── Given data ──

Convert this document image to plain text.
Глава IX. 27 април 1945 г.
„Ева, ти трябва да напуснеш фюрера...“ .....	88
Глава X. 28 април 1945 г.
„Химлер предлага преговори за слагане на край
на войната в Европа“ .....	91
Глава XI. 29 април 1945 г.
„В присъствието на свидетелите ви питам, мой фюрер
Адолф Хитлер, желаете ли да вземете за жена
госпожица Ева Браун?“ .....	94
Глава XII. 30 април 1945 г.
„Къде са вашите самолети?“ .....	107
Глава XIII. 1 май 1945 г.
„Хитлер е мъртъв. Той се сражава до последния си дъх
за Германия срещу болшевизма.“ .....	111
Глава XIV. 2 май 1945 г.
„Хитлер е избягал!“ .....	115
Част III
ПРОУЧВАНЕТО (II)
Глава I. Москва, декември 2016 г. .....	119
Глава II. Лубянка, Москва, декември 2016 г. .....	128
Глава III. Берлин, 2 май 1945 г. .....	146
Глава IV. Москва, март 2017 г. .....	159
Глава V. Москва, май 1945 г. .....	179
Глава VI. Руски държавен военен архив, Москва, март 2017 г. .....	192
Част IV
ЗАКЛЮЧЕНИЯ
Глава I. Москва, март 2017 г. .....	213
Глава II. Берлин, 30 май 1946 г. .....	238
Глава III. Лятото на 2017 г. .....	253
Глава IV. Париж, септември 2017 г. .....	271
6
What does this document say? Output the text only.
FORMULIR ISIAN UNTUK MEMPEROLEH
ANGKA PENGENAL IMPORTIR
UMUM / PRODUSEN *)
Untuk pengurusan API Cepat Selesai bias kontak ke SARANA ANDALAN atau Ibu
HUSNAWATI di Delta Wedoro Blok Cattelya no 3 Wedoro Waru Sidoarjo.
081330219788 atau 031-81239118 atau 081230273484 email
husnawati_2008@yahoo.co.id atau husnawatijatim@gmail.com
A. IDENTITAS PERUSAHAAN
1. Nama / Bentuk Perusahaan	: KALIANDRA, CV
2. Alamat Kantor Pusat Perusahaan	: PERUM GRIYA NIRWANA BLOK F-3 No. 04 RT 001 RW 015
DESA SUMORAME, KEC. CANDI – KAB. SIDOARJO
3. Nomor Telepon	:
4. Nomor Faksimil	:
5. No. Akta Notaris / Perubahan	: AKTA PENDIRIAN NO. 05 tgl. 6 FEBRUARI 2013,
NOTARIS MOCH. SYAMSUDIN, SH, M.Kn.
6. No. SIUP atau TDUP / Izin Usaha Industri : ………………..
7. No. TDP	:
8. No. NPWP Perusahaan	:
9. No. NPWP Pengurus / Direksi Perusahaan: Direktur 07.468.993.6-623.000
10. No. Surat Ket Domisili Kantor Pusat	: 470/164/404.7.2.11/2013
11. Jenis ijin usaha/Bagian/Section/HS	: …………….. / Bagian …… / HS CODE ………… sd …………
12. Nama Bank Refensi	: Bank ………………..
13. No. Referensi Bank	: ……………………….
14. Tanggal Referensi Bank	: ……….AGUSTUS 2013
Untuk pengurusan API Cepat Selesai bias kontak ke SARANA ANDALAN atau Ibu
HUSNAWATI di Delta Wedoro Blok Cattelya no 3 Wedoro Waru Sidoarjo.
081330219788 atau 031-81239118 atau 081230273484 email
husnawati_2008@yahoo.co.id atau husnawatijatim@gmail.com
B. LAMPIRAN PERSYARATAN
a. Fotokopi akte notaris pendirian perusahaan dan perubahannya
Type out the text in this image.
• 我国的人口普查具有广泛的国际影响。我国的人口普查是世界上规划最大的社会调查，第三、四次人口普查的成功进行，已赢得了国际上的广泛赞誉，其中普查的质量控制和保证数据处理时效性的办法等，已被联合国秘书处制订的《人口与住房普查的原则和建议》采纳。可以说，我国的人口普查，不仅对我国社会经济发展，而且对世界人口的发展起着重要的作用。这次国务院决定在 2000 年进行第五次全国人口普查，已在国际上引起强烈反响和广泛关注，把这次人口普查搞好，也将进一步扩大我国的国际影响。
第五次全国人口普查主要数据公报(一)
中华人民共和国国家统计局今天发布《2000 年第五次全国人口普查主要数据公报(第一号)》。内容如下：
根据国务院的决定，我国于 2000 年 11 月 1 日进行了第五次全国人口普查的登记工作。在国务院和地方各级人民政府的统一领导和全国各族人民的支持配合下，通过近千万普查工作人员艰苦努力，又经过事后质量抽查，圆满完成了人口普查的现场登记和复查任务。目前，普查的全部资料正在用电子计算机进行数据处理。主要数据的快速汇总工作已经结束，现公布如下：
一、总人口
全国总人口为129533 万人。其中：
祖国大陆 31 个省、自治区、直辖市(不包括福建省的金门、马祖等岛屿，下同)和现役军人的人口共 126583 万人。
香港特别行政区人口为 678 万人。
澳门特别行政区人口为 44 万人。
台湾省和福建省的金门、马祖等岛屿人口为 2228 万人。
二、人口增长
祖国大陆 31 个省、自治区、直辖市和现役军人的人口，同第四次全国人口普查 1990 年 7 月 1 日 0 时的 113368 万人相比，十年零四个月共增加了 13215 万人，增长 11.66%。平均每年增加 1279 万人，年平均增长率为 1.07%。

───

**Written problem:**
Using the records above, gather all lines where the string "text" is present.

**Task response:**
Convert this document image to plain text.
What does this document say? Output the text only.
Type out the text in this image.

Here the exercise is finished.